__EXERCISE GOAL__. Your reply should be a single number: how many lines contain the string "число".

__RECORDS FOR THE TASK__.
⟨

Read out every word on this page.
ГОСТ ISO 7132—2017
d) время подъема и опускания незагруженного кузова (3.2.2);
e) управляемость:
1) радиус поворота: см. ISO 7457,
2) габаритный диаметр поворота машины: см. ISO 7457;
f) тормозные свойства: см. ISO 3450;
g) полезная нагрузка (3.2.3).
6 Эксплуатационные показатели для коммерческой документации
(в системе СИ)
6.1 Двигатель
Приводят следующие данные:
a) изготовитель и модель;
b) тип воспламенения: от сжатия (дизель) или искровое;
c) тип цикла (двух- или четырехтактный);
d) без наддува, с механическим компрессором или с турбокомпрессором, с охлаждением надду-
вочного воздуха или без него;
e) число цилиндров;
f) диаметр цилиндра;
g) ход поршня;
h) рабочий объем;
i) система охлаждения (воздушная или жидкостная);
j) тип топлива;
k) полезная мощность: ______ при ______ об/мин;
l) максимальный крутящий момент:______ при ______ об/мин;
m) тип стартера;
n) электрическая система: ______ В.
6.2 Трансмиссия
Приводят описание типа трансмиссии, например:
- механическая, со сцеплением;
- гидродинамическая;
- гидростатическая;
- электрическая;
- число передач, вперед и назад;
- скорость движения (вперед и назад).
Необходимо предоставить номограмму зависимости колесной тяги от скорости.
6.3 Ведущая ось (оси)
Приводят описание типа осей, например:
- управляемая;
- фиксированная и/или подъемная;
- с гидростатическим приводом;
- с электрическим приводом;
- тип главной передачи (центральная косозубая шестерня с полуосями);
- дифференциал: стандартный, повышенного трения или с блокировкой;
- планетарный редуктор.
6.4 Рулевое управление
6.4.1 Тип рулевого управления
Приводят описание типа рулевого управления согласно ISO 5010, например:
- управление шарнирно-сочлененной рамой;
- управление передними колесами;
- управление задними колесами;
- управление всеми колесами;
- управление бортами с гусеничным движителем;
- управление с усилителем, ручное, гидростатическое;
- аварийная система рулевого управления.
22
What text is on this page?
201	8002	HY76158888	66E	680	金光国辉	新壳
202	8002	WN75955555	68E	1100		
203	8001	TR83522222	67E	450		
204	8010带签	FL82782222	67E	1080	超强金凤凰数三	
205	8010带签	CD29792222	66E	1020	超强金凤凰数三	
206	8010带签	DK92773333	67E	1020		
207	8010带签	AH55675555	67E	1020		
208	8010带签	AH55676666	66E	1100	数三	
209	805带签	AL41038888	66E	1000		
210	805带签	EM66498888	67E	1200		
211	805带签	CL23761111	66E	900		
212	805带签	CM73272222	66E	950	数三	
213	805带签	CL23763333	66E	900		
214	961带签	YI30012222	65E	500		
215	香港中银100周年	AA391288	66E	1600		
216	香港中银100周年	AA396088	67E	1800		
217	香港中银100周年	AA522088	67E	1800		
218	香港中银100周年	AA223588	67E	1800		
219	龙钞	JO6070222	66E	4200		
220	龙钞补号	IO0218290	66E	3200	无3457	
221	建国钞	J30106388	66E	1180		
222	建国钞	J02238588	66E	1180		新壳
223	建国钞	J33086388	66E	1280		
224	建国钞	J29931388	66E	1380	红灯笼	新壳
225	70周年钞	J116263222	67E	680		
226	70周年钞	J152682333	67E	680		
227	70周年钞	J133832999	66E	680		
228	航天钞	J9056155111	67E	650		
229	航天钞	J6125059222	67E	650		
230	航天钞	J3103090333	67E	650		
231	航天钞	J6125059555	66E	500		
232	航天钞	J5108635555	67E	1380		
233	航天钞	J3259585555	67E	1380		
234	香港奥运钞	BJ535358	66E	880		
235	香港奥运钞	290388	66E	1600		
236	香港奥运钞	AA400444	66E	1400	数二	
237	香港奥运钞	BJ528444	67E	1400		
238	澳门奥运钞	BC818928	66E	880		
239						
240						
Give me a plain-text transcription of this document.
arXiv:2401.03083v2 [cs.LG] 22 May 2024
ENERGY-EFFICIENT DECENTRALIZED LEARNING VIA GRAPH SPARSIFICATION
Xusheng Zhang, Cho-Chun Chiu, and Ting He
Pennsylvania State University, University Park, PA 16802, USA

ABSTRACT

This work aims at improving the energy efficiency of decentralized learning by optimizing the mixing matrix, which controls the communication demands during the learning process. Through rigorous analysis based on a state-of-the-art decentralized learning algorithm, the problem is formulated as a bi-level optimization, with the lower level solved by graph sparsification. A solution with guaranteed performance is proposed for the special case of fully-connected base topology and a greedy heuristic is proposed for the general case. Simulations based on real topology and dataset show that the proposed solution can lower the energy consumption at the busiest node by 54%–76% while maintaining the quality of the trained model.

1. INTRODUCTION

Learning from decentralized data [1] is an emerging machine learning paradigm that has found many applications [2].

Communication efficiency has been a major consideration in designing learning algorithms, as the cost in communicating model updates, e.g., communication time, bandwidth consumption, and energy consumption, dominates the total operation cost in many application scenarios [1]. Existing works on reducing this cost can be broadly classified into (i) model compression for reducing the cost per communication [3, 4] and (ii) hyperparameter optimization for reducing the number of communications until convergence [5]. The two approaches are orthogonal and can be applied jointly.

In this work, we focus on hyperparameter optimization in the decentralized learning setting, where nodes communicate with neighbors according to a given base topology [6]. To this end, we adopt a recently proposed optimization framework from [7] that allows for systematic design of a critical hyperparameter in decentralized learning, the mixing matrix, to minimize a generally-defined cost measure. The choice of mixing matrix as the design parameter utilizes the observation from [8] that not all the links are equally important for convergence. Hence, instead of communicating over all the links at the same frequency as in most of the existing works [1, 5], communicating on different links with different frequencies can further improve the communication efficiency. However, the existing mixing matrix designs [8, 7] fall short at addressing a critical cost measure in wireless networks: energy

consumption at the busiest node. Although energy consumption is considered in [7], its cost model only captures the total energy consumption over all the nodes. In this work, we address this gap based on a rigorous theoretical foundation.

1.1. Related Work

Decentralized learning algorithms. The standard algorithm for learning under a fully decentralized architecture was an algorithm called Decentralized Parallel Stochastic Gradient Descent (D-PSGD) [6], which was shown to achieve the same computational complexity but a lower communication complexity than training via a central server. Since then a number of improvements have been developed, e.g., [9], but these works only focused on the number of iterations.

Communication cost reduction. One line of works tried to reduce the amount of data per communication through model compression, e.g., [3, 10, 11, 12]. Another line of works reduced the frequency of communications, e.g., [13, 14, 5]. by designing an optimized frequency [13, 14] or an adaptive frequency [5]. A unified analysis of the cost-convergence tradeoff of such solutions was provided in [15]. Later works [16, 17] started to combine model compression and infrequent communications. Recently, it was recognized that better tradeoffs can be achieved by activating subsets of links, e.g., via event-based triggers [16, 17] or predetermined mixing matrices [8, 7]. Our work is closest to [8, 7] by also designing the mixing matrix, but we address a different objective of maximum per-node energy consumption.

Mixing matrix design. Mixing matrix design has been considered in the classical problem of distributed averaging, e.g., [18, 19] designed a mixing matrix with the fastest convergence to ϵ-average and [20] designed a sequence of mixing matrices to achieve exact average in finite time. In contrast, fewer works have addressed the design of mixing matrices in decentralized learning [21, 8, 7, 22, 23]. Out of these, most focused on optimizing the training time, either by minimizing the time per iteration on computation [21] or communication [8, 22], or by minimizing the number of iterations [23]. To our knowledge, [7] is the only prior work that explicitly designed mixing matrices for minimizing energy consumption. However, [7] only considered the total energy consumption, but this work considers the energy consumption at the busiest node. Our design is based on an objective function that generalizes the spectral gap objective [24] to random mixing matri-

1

⟩

__OUTPUT FOR THIS EXERCISE__. 2